# DIRECTION
Copy the lines of the records beginning with the one that contains "List each element" and ending with the one that contains "message-composer xyxy=(14,1110,626,1190)", swapping "along with" for "together with" and leaving everything else unchanged.

Excerpts from a layout annotation set:
|---|
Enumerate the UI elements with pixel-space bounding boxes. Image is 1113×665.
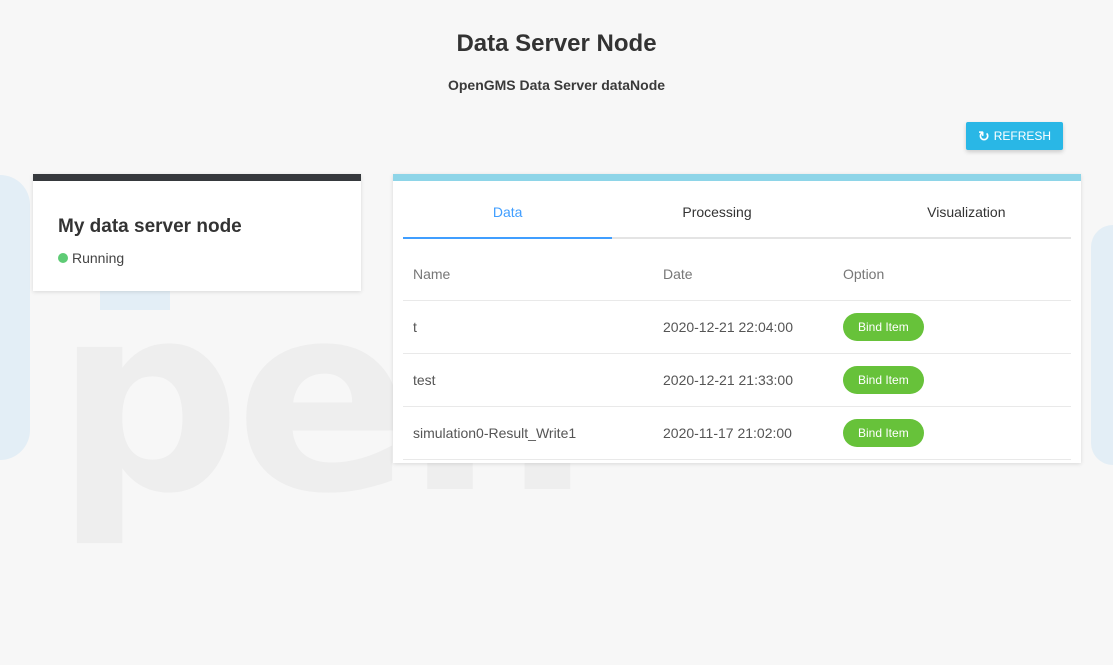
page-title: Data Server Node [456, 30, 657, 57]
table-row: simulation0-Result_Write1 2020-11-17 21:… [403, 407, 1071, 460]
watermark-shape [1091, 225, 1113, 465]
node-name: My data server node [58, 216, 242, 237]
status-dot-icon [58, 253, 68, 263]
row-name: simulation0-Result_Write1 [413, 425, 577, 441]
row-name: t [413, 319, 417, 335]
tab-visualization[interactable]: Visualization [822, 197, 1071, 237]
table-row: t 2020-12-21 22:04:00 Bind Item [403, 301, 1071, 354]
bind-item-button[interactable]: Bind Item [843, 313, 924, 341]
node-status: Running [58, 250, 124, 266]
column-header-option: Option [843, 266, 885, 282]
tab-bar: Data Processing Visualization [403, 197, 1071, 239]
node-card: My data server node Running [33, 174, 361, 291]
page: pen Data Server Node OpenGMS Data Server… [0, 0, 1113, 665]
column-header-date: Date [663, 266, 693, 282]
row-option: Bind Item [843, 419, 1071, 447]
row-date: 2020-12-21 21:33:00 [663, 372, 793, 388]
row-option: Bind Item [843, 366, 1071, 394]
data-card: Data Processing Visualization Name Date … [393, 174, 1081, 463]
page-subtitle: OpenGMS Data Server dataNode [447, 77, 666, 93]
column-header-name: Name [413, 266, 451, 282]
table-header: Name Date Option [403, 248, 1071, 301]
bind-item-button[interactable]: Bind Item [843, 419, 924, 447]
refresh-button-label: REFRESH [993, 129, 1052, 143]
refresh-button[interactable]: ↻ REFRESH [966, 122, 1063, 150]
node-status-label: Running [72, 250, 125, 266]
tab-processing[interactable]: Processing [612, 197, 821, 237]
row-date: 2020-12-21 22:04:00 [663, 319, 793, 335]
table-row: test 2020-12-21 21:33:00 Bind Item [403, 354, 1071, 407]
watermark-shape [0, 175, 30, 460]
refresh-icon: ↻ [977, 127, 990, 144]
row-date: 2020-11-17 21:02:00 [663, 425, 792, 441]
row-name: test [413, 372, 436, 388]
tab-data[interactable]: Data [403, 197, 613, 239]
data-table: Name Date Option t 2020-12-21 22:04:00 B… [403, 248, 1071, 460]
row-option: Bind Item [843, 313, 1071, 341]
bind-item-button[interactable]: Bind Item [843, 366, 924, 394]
|---|
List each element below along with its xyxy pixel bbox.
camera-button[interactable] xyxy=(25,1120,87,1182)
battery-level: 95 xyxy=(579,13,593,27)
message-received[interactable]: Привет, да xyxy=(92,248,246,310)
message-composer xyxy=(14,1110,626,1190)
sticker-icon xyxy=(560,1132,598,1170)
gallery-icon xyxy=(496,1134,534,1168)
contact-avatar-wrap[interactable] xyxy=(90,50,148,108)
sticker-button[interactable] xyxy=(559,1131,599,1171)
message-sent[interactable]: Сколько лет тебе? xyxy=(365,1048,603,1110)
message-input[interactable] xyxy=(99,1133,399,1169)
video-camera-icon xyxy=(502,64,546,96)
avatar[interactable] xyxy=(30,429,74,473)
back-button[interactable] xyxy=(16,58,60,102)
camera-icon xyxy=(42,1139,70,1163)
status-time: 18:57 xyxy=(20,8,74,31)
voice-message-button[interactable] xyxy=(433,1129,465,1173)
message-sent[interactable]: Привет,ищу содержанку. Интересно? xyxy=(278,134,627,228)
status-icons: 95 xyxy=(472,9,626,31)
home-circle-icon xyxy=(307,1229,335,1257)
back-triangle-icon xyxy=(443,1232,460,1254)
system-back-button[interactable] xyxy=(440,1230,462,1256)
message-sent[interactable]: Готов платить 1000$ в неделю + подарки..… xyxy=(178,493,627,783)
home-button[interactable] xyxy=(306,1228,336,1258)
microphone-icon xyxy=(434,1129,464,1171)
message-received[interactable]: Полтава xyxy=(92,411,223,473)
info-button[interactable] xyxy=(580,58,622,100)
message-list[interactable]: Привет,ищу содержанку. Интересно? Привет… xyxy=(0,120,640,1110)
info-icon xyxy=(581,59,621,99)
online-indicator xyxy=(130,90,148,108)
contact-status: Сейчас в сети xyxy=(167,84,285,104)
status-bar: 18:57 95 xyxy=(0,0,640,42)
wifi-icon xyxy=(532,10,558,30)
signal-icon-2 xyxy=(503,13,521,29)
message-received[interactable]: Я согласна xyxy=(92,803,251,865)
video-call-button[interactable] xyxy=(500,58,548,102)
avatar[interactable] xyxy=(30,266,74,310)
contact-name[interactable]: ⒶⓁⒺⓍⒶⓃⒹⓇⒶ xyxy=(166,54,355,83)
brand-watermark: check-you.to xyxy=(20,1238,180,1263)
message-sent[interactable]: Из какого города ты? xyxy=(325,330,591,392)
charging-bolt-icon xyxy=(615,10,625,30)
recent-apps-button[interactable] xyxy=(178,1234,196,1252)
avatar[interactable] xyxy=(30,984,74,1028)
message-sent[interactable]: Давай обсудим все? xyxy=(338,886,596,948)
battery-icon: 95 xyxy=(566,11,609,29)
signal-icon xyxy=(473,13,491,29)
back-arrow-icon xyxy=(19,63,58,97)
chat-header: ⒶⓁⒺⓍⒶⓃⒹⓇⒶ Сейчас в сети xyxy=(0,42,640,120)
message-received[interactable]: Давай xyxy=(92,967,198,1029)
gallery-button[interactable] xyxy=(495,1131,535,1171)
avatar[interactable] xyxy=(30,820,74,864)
|---|
# TASK RESPONSE
List each element below together with its xyxy pixel bbox.
camera-button[interactable] xyxy=(25,1120,87,1182)
battery-level: 95 xyxy=(579,13,593,27)
message-received[interactable]: Привет, да xyxy=(92,248,246,310)
message-composer xyxy=(14,1110,626,1190)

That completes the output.